# Start of MATERIAL PROVIDED

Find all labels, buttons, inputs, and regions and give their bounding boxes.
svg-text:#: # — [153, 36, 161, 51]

# End of MATERIAL PROVIDED
# Start of MATERIAL PROVIDED

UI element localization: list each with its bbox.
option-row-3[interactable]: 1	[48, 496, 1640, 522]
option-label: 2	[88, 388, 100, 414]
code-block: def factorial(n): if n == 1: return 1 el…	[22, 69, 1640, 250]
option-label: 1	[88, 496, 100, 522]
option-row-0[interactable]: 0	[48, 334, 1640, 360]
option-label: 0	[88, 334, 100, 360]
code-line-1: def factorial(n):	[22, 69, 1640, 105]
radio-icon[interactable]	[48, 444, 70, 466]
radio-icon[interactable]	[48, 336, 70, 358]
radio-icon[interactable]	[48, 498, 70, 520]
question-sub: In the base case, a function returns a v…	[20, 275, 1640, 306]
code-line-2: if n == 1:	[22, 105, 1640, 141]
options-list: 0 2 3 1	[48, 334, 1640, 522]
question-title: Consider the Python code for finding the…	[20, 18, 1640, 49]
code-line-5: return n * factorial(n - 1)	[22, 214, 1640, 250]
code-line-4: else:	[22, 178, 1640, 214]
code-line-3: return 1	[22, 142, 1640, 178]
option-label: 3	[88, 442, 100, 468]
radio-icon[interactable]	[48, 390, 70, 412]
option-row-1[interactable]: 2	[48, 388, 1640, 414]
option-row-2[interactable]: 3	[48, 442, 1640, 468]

# End of MATERIAL PROVIDED
# Start of MATERIAL PROVIDED

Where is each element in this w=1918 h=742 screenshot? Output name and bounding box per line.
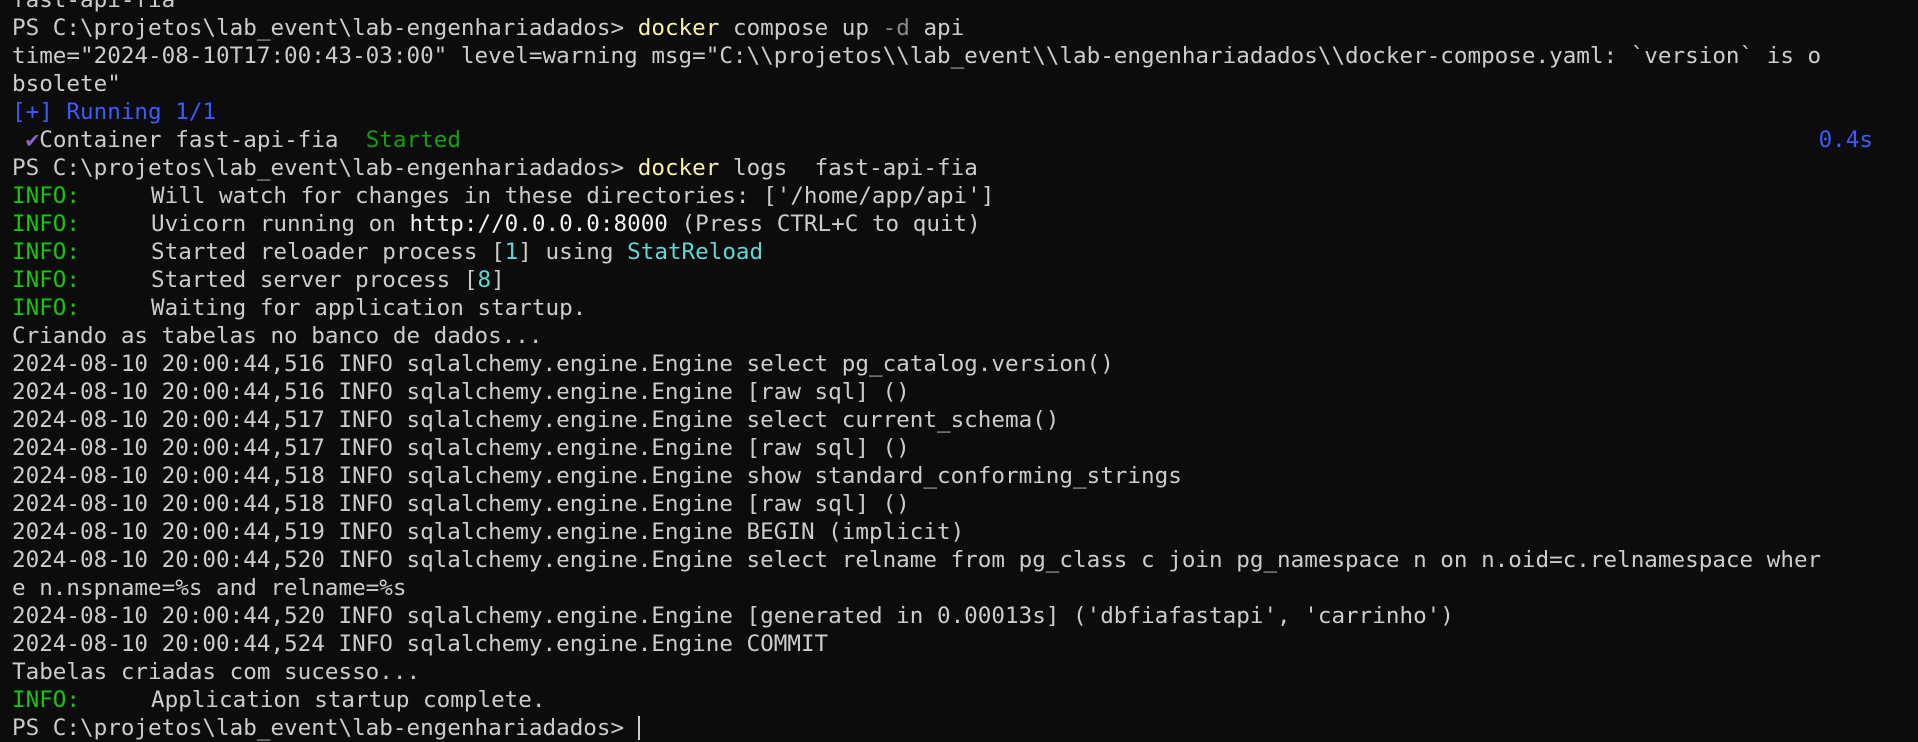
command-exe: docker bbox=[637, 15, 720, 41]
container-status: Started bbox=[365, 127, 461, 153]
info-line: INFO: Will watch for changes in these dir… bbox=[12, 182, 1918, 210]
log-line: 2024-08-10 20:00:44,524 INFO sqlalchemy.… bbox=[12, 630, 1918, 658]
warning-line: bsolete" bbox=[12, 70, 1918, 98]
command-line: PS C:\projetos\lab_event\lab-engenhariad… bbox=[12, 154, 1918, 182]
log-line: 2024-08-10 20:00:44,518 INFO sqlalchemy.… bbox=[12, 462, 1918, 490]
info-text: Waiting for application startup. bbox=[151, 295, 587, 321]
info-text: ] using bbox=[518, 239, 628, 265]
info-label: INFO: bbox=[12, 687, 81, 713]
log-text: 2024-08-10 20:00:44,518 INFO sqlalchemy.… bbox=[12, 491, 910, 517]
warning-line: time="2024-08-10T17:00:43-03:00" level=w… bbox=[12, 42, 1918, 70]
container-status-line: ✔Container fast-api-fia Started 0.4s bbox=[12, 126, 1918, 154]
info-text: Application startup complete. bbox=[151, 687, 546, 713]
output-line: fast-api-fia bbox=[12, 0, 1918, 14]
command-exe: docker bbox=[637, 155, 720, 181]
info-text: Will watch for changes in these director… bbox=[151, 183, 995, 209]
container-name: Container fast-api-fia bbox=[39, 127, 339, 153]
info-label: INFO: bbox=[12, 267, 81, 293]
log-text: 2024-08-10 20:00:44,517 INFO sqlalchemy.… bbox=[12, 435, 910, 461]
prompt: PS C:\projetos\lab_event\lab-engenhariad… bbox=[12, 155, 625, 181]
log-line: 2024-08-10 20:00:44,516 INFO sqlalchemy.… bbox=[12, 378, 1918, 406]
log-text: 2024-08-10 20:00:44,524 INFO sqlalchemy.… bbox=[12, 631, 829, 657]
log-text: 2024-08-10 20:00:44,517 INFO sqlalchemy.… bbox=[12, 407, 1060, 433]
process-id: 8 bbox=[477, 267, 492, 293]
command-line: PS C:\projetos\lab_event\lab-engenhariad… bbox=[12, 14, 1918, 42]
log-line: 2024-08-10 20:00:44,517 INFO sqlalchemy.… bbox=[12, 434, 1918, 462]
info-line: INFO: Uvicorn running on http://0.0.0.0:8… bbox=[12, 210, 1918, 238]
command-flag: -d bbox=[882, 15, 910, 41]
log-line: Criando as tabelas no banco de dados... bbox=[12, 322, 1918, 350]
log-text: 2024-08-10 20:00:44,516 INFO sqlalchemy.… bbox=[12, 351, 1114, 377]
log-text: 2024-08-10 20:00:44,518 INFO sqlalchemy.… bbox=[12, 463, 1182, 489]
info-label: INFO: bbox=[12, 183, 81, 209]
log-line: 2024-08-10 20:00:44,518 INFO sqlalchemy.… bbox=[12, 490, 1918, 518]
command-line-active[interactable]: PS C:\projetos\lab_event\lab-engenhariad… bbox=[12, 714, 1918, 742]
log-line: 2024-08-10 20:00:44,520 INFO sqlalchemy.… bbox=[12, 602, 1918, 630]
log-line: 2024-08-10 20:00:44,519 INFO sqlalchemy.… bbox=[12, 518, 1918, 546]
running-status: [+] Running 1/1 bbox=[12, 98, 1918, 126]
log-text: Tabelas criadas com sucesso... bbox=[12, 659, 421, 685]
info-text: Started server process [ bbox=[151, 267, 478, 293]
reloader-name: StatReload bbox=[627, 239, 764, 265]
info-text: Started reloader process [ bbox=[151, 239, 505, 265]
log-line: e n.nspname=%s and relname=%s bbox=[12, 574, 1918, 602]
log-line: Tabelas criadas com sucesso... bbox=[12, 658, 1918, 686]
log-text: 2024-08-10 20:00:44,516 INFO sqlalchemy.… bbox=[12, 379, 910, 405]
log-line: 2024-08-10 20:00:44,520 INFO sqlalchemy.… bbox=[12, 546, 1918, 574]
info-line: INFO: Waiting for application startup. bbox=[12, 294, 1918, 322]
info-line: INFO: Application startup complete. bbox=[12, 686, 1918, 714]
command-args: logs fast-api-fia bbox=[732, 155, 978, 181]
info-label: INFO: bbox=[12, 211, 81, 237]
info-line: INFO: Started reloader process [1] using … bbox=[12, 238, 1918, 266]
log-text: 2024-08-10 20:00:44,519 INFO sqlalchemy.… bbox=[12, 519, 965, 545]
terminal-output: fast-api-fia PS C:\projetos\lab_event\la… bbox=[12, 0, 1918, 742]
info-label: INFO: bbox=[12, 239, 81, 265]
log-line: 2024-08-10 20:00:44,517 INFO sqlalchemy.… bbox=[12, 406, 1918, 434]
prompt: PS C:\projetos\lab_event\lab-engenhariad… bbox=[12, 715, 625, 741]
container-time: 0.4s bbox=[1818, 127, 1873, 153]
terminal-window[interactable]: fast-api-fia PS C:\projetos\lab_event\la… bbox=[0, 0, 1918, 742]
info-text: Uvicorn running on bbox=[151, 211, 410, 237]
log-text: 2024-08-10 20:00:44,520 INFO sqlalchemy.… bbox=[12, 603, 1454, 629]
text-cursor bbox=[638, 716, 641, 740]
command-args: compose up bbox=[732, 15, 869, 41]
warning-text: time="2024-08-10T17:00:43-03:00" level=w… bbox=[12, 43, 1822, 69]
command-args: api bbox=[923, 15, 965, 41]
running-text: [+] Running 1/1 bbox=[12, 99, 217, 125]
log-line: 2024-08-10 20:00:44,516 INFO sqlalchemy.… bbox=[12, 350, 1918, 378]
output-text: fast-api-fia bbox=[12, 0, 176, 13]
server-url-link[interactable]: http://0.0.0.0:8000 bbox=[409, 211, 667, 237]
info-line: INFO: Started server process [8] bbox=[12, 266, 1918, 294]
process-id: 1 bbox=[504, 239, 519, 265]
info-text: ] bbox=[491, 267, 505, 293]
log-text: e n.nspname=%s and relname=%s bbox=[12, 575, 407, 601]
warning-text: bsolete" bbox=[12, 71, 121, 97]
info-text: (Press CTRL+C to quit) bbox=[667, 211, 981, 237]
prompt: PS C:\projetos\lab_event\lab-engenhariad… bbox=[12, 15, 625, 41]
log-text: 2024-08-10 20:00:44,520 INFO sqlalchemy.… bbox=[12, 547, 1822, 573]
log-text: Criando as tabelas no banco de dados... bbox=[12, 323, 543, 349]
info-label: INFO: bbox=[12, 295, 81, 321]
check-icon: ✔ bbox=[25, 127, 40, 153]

# End of MATERIAL PROVIDED

▸ WHAT IS BEING ASKED
Rewrite the rows from the line containing "Find all labels, buttons, inputs, and" through the line containing "svg-text:#: # — [153, 36, 161, 51]", inclusive, and replace "regions" with "areas". Keep everything else unchanged and give only those lines.

▸ PROBLEM SOLUTION
Find all labels, buttons, inputs, and areas and give their bounding boxes.
svg-text:#: # — [153, 36, 161, 51]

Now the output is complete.